Tarefa 1 – Transcreva sem alterações a parte do trecho sobre a violência contra a mulher que começa em "Ao lamentar o" e termina em "de disputas partidárias.".
Tarefa 2 – Retome o texto sobre o discurso contra o feminicídio na Câmara a partir do ponto em que ele termina.

Trecho fornecido –
Durante a sessão, Motta destacou que a Câmara tem avançado na aprovação de medidas voltadas ao enfrentamento da violência contra a mulher, especialmente no combate ao feminicídio. “O Brasil chora com a morte de nossas mulheres, infelizmente, todos os dias”, afirmou.

O parlamentar também pediu um minuto de silêncio em homenagem à vítima Karen Aparecida Ferreira Rosa, de 44 anos, assassinada por estrangulamento dentro de casa, em Cataguases. De acordo com a Polícia Militar, os agentes encontraram a filha de um ano da vítima ainda mamando junto ao corpo da mãe.

Ao lamentar o crime, Hugo Motta afirmou que a homenagem simboliza a indignação do Parlamento diante da violência sofrida por mulheres em todo o país.

“Esta Casa só irá sossegar enquanto nenhuma mulher mais no Brasil for vítima de violência ou assassinato por seu companheiro ou por quem quer que seja”, declarou.

O presidente da Câmara também ressaltou que o enfrentamento à violência contra mulheres deve ser tratado como uma política de Estado, acima de disputas partidárias.

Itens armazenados

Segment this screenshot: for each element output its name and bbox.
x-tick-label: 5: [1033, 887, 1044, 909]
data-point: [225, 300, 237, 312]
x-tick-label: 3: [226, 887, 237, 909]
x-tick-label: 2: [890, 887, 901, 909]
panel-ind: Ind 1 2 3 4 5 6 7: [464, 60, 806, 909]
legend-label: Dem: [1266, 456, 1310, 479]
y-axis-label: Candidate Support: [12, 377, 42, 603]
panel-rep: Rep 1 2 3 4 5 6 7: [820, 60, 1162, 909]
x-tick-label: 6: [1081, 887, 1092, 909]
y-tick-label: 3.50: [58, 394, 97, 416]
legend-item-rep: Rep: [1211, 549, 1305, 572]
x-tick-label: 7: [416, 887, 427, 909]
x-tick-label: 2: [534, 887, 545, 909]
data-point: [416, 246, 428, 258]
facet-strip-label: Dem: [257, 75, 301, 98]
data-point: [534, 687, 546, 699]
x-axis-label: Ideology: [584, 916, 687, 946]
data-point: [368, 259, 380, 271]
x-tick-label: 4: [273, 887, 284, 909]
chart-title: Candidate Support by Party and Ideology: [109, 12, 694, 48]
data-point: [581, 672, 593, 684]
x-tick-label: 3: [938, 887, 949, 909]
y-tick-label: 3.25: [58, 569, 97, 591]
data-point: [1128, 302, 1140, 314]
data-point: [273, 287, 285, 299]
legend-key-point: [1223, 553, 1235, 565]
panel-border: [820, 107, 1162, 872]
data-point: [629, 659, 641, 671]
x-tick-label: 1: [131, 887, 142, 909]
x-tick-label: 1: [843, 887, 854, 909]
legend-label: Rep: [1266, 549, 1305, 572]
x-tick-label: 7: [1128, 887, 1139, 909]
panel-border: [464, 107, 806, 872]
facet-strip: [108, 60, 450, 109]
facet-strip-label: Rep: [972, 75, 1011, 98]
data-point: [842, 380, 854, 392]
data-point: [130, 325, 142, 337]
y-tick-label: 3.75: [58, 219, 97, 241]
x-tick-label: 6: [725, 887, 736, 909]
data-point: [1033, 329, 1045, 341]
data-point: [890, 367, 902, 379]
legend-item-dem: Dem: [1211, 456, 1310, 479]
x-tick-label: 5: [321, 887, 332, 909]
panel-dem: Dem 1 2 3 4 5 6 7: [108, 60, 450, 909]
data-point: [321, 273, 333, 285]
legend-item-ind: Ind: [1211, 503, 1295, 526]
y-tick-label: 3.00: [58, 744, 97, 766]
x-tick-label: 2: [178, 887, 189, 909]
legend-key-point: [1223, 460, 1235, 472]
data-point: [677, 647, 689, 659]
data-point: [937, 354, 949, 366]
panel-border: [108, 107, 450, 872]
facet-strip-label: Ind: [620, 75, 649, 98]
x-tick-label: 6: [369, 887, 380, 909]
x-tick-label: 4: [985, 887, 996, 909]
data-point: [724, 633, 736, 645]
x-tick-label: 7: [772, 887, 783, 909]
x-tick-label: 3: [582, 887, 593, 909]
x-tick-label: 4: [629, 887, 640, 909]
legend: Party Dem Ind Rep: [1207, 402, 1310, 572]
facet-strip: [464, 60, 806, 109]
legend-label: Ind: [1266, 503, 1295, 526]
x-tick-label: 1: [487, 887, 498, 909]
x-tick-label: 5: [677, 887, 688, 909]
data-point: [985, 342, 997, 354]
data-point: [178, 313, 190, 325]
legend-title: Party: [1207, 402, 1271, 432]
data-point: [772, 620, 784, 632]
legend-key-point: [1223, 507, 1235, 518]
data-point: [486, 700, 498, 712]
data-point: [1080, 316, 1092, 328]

Resposta final 1 –
Ao lamentar o crime, Hugo Motta afirmou que a homenagem simboliza a indignação do Parlamento diante da violência sofrida por mulheres em todo o país.

“Esta Casa só irá sossegar enquanto nenhuma mulher mais no Brasil for vítima de violência ou assassinato por seu companheiro ou por quem quer que seja”, declarou.

O presidente da Câmara também ressaltou que o enfrentamento à violência contra mulheres deve ser tratado como uma política de Estado, acima de disputas partidárias.

Resposta final 2 –
Relatora da proposta, a deputada Jandira Feghali afirmou que o caso ocorrido em Minas Gerais representa de forma “dolorosa, dramática e trágica” a realidade enfrentada por muitas brasileiras.

“Encontrar uma mulher assassinada pelo seu ‘em tese’ companheiro e com filha de um ano agarrada a seu peito para ser amamentada, talvez não haja imagem mais explícita do significado dessa violência”, declarou a parlamentar.

O PLP 41/26 estabelece a criação do Sistema Nacional de Enfrentamento da Violência contra Meninas e Mulheres, com o objetivo de integrar ações da União, estados, Distrito Federal e municípios para fortalecer políticas públicas de prevenção, proteção e atendimento às vítimas. Agora, o texto será analisado pelo Senado.